● Direction
Without the pictures, set down every line of the data exactly.

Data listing
▬▬▬▬▬▬

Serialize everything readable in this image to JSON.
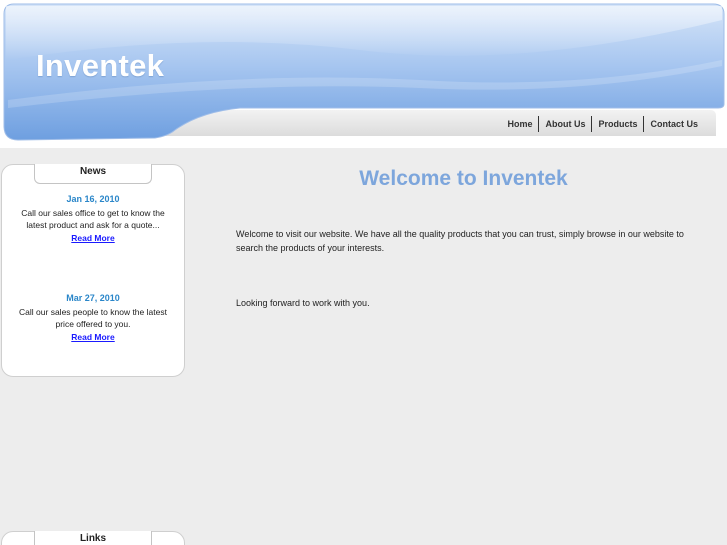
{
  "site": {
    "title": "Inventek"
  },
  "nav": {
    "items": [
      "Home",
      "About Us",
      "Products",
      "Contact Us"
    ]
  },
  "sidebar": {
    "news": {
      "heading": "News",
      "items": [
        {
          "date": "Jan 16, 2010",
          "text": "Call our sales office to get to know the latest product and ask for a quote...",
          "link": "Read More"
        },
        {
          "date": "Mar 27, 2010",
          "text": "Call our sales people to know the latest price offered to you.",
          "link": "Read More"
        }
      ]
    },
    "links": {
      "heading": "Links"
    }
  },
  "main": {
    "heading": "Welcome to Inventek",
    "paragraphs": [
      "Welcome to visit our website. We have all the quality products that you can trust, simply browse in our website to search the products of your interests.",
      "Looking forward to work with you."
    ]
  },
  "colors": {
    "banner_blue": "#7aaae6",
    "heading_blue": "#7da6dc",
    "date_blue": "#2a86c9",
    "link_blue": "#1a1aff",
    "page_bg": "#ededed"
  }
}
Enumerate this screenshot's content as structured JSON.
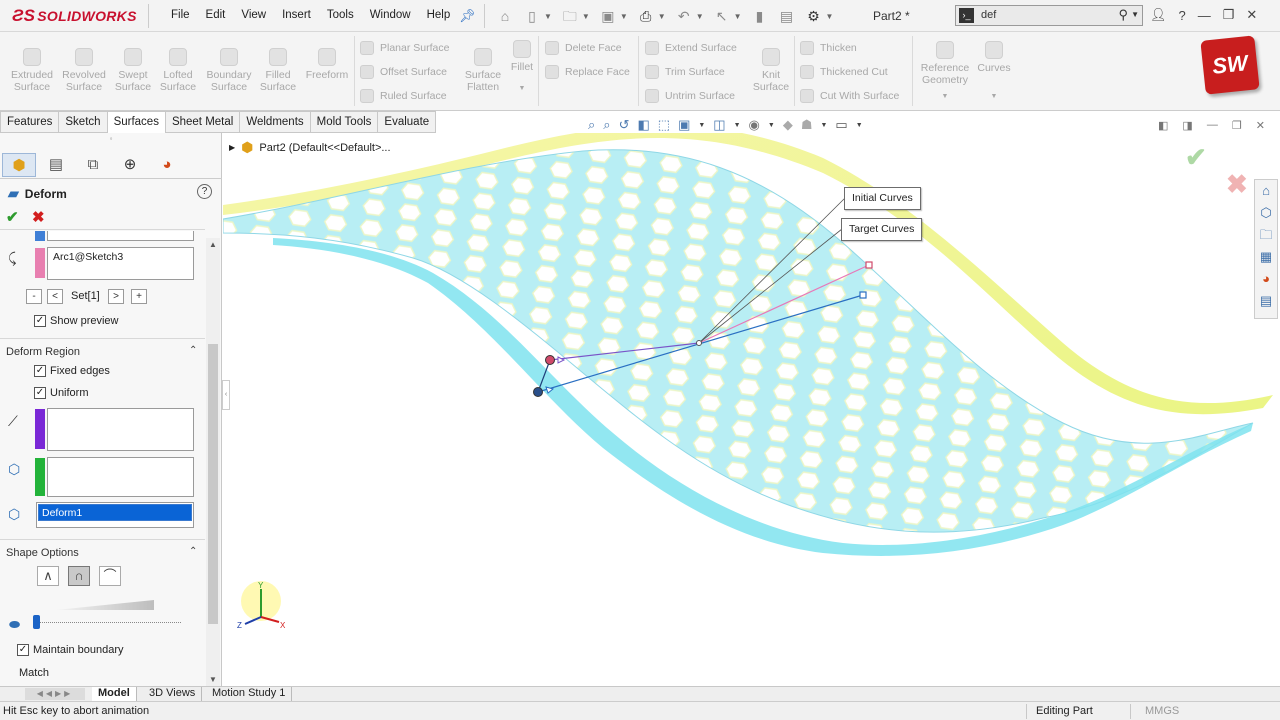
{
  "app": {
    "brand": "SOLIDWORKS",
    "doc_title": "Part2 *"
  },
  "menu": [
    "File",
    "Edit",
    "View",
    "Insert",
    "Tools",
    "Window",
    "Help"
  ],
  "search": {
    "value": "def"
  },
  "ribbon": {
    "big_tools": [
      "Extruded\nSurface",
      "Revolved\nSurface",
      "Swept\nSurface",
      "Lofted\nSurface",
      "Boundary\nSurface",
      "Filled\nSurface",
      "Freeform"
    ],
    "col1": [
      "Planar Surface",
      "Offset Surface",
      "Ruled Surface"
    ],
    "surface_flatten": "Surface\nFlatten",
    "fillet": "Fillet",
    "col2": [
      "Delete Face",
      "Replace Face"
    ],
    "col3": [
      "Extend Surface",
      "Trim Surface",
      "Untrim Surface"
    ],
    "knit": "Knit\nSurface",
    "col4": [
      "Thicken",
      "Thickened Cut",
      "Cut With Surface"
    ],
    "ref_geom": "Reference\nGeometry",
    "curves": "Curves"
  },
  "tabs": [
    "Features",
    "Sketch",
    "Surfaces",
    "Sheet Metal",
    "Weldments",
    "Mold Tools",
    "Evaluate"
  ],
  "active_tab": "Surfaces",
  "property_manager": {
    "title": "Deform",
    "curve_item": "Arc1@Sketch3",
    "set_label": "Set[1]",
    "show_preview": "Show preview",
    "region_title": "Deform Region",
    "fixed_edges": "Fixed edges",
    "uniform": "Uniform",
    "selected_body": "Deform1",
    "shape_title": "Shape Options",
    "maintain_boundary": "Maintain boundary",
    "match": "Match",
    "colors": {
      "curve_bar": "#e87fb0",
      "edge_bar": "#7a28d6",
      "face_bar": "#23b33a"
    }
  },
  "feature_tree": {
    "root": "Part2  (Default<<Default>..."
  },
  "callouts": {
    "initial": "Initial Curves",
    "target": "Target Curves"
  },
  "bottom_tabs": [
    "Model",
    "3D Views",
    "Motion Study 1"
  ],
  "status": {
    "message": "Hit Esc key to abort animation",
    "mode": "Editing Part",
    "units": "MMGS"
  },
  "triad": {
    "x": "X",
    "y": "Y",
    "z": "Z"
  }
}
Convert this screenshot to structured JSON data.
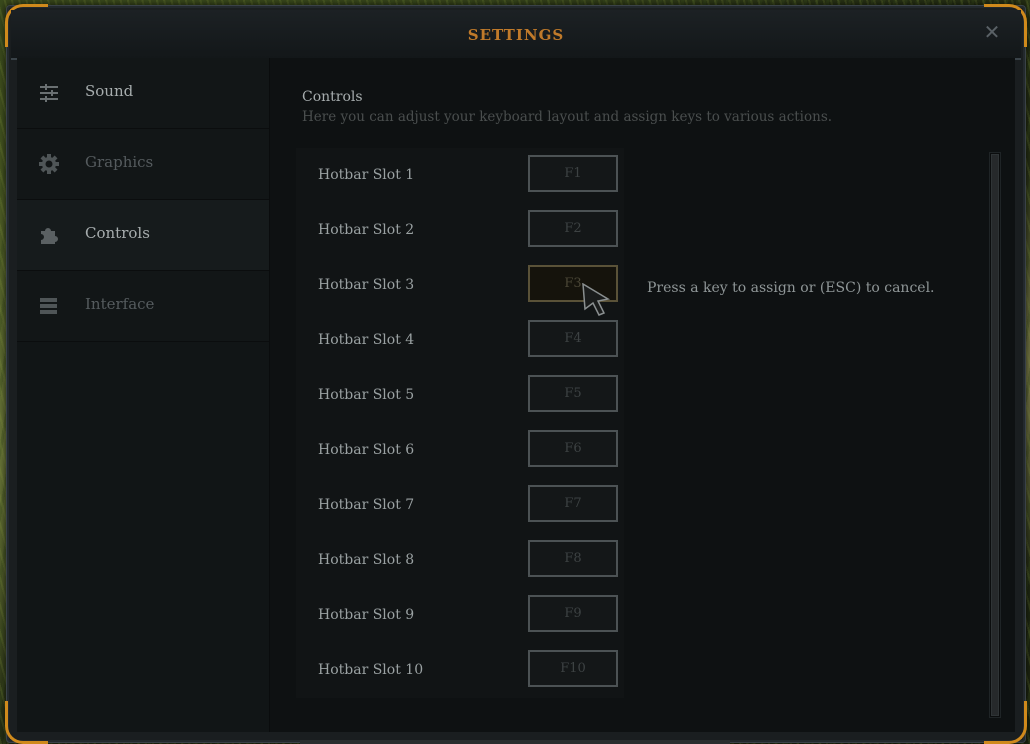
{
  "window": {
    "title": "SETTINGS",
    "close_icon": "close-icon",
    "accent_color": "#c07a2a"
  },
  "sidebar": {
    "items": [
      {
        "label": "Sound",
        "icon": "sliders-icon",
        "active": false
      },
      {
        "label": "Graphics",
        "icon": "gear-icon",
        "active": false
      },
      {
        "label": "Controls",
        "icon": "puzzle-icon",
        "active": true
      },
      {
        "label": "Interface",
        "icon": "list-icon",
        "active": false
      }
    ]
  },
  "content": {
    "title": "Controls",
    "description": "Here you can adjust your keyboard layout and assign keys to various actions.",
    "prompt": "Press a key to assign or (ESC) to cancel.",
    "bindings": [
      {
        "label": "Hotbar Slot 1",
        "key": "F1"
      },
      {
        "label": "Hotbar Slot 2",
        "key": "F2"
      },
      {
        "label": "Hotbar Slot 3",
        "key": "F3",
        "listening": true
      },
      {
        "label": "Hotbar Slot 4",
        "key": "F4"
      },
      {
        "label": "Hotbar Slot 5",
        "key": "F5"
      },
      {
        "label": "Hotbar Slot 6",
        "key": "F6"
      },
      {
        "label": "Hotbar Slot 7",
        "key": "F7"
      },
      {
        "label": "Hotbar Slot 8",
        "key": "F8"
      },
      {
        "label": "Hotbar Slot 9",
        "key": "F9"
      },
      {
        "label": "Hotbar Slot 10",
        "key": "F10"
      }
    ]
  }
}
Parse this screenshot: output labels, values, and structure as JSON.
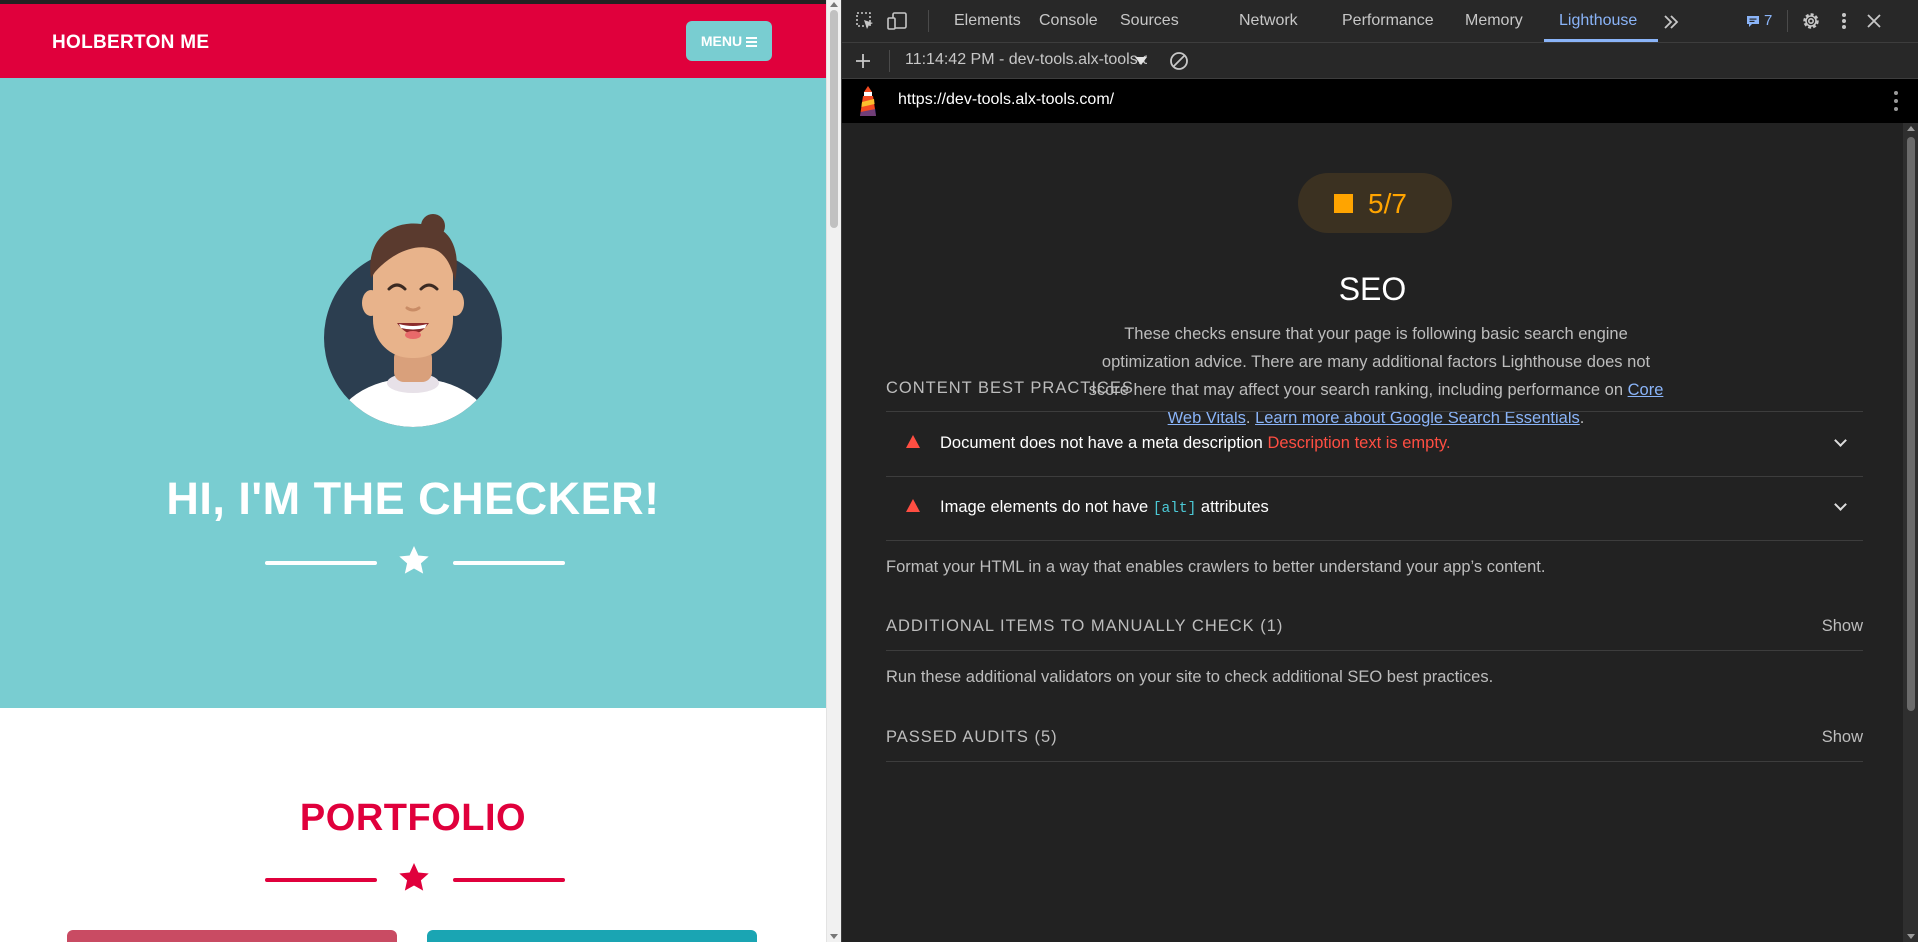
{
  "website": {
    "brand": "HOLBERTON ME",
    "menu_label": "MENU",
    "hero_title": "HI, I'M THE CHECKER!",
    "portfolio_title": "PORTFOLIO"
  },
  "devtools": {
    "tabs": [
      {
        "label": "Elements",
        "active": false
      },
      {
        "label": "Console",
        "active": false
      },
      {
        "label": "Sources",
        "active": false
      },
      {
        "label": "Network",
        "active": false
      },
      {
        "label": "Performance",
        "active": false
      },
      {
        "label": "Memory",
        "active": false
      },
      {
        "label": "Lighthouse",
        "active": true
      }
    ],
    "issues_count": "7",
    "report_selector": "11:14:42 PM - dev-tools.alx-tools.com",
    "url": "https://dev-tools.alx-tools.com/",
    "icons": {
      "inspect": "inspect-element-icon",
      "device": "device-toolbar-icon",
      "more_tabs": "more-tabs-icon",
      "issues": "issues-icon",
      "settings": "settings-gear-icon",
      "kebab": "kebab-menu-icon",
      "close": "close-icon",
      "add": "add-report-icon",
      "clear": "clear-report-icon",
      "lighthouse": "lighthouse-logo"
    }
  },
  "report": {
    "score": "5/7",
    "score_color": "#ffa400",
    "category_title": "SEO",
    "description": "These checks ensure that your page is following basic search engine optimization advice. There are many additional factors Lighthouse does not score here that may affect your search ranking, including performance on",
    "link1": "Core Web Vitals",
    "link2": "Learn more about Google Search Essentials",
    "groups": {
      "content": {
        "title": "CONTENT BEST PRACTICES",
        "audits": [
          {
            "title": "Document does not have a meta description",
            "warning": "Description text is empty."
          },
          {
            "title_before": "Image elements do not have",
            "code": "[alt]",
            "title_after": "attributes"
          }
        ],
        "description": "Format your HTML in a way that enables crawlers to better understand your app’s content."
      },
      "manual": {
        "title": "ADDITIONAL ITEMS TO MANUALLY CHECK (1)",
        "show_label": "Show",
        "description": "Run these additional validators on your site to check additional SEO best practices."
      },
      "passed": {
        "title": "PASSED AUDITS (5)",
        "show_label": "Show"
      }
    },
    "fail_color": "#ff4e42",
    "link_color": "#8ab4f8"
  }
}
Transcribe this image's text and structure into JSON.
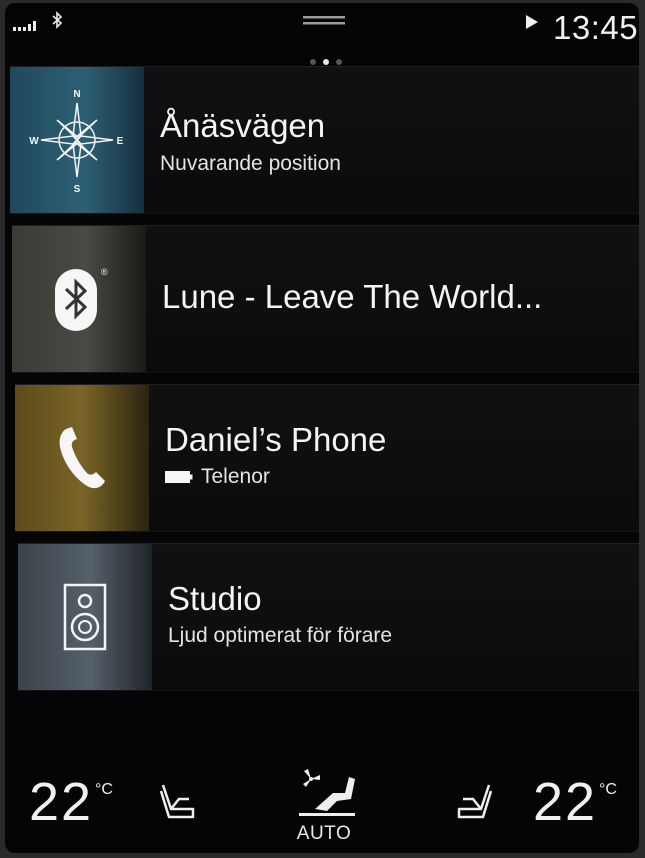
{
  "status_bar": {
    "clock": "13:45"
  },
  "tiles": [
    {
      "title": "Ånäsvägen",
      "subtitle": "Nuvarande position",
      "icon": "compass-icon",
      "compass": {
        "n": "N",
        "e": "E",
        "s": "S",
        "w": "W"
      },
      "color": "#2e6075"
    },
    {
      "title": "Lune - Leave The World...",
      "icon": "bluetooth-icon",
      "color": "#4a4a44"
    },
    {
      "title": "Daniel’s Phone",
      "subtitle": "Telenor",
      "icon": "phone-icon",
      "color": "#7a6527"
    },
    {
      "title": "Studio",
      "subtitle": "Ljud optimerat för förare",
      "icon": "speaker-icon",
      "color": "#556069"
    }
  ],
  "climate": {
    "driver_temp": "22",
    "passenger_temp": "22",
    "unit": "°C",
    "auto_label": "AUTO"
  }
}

▬▬▬▬▬▬

● The answer
Serialize everything readable in this image to JSON.
{
  "site": {
    "title": "Inventek"
  },
  "nav": {
    "items": [
      "Home",
      "About Us",
      "Products",
      "Contact Us"
    ]
  },
  "sidebar": {
    "news": {
      "heading": "News",
      "items": [
        {
          "date": "Jan 16, 2010",
          "text": "Call our sales office to get to know the latest product and ask for a quote...",
          "link": "Read More"
        },
        {
          "date": "Mar 27, 2010",
          "text": "Call our sales people to know the latest price offered to you.",
          "link": "Read More"
        }
      ]
    },
    "links": {
      "heading": "Links"
    }
  },
  "main": {
    "heading": "Welcome to Inventek",
    "paragraphs": [
      "Welcome to visit our website. We have all the quality products that you can trust, simply browse in our website to search the products of your interests.",
      "Looking forward to work with you."
    ]
  },
  "colors": {
    "banner_blue": "#7aaae6",
    "heading_blue": "#7da6dc",
    "date_blue": "#2a86c9",
    "link_blue": "#1a1aff",
    "page_bg": "#ededed"
  }
}
Enumerate this screenshot's content as structured JSON.
{
  "app": {
    "brand": "SOLIDWORKS",
    "doc_title": "Part2 *"
  },
  "menu": [
    "File",
    "Edit",
    "View",
    "Insert",
    "Tools",
    "Window",
    "Help"
  ],
  "search": {
    "value": "def"
  },
  "ribbon": {
    "big_tools": [
      "Extruded\nSurface",
      "Revolved\nSurface",
      "Swept\nSurface",
      "Lofted\nSurface",
      "Boundary\nSurface",
      "Filled\nSurface",
      "Freeform"
    ],
    "col1": [
      "Planar Surface",
      "Offset Surface",
      "Ruled Surface"
    ],
    "surface_flatten": "Surface\nFlatten",
    "fillet": "Fillet",
    "col2": [
      "Delete Face",
      "Replace Face"
    ],
    "col3": [
      "Extend Surface",
      "Trim Surface",
      "Untrim Surface"
    ],
    "knit": "Knit\nSurface",
    "col4": [
      "Thicken",
      "Thickened Cut",
      "Cut With Surface"
    ],
    "ref_geom": "Reference\nGeometry",
    "curves": "Curves"
  },
  "tabs": [
    "Features",
    "Sketch",
    "Surfaces",
    "Sheet Metal",
    "Weldments",
    "Mold Tools",
    "Evaluate"
  ],
  "active_tab": "Surfaces",
  "property_manager": {
    "title": "Deform",
    "curve_item": "Arc1@Sketch3",
    "set_label": "Set[1]",
    "show_preview": "Show preview",
    "region_title": "Deform Region",
    "fixed_edges": "Fixed edges",
    "uniform": "Uniform",
    "selected_body": "Deform1",
    "shape_title": "Shape Options",
    "maintain_boundary": "Maintain boundary",
    "match": "Match",
    "colors": {
      "curve_bar": "#e87fb0",
      "edge_bar": "#7a28d6",
      "face_bar": "#23b33a"
    }
  },
  "feature_tree": {
    "root": "Part2  (Default<<Default>..."
  },
  "callouts": {
    "initial": "Initial Curves",
    "target": "Target Curves"
  },
  "bottom_tabs": [
    "Model",
    "3D Views",
    "Motion Study 1"
  ],
  "status": {
    "message": "Hit Esc key to abort animation",
    "mode": "Editing Part",
    "units": "MMGS"
  },
  "triad": {
    "x": "X",
    "y": "Y",
    "z": "Z"
  }
}
Convert this screenshot to structured JSON data.
{
  "window": {
    "title": "SETTINGS",
    "close_icon": "close-icon",
    "accent_color": "#c07a2a"
  },
  "sidebar": {
    "items": [
      {
        "label": "Sound",
        "icon": "sliders-icon",
        "active": false
      },
      {
        "label": "Graphics",
        "icon": "gear-icon",
        "active": false
      },
      {
        "label": "Controls",
        "icon": "puzzle-icon",
        "active": true
      },
      {
        "label": "Interface",
        "icon": "list-icon",
        "active": false
      }
    ]
  },
  "content": {
    "title": "Controls",
    "description": "Here you can adjust your keyboard layout and assign keys to various actions.",
    "prompt": "Press a key to assign or (ESC) to cancel.",
    "bindings": [
      {
        "label": "Hotbar Slot 1",
        "key": "F1"
      },
      {
        "label": "Hotbar Slot 2",
        "key": "F2"
      },
      {
        "label": "Hotbar Slot 3",
        "key": "F3",
        "listening": true
      },
      {
        "label": "Hotbar Slot 4",
        "key": "F4"
      },
      {
        "label": "Hotbar Slot 5",
        "key": "F5"
      },
      {
        "label": "Hotbar Slot 6",
        "key": "F6"
      },
      {
        "label": "Hotbar Slot 7",
        "key": "F7"
      },
      {
        "label": "Hotbar Slot 8",
        "key": "F8"
      },
      {
        "label": "Hotbar Slot 9",
        "key": "F9"
      },
      {
        "label": "Hotbar Slot 10",
        "key": "F10"
      }
    ]
  }
}
Parse this screenshot: output labels, values, and structure as JSON.
{
  "website": {
    "brand": "HOLBERTON ME",
    "menu_label": "MENU",
    "hero_title": "HI, I'M THE CHECKER!",
    "portfolio_title": "PORTFOLIO"
  },
  "devtools": {
    "tabs": [
      {
        "label": "Elements",
        "active": false
      },
      {
        "label": "Console",
        "active": false
      },
      {
        "label": "Sources",
        "active": false
      },
      {
        "label": "Network",
        "active": false
      },
      {
        "label": "Performance",
        "active": false
      },
      {
        "label": "Memory",
        "active": false
      },
      {
        "label": "Lighthouse",
        "active": true
      }
    ],
    "issues_count": "7",
    "report_selector": "11:14:42 PM - dev-tools.alx-tools.com",
    "url": "https://dev-tools.alx-tools.com/",
    "icons": {
      "inspect": "inspect-element-icon",
      "device": "device-toolbar-icon",
      "more_tabs": "more-tabs-icon",
      "issues": "issues-icon",
      "settings": "settings-gear-icon",
      "kebab": "kebab-menu-icon",
      "close": "close-icon",
      "add": "add-report-icon",
      "clear": "clear-report-icon",
      "lighthouse": "lighthouse-logo"
    }
  },
  "report": {
    "score": "5/7",
    "score_color": "#ffa400",
    "category_title": "SEO",
    "description": "These checks ensure that your page is following basic search engine optimization advice. There are many additional factors Lighthouse does not score here that may affect your search ranking, including performance on",
    "link1": "Core Web Vitals",
    "link2": "Learn more about Google Search Essentials",
    "groups": {
      "content": {
        "title": "CONTENT BEST PRACTICES",
        "audits": [
          {
            "title": "Document does not have a meta description",
            "warning": "Description text is empty."
          },
          {
            "title_before": "Image elements do not have",
            "code": "[alt]",
            "title_after": "attributes"
          }
        ],
        "description": "Format your HTML in a way that enables crawlers to better understand your app’s content."
      },
      "manual": {
        "title": "ADDITIONAL ITEMS TO MANUALLY CHECK (1)",
        "show_label": "Show",
        "description": "Run these additional validators on your site to check additional SEO best practices."
      },
      "passed": {
        "title": "PASSED AUDITS (5)",
        "show_label": "Show"
      }
    },
    "fail_color": "#ff4e42",
    "link_color": "#8ab4f8"
  }
}
Transcribe this image's text and structure into JSON.
{
  "status_bar": {
    "clock": "13:45"
  },
  "tiles": [
    {
      "title": "Ånäsvägen",
      "subtitle": "Nuvarande position",
      "icon": "compass-icon",
      "compass": {
        "n": "N",
        "e": "E",
        "s": "S",
        "w": "W"
      },
      "color": "#2e6075"
    },
    {
      "title": "Lune - Leave The World...",
      "icon": "bluetooth-icon",
      "color": "#4a4a44"
    },
    {
      "title": "Daniel’s Phone",
      "subtitle": "Telenor",
      "icon": "phone-icon",
      "color": "#7a6527"
    },
    {
      "title": "Studio",
      "subtitle": "Ljud optimerat för förare",
      "icon": "speaker-icon",
      "color": "#556069"
    }
  ],
  "climate": {
    "driver_temp": "22",
    "passenger_temp": "22",
    "unit": "°C",
    "auto_label": "AUTO"
  }
}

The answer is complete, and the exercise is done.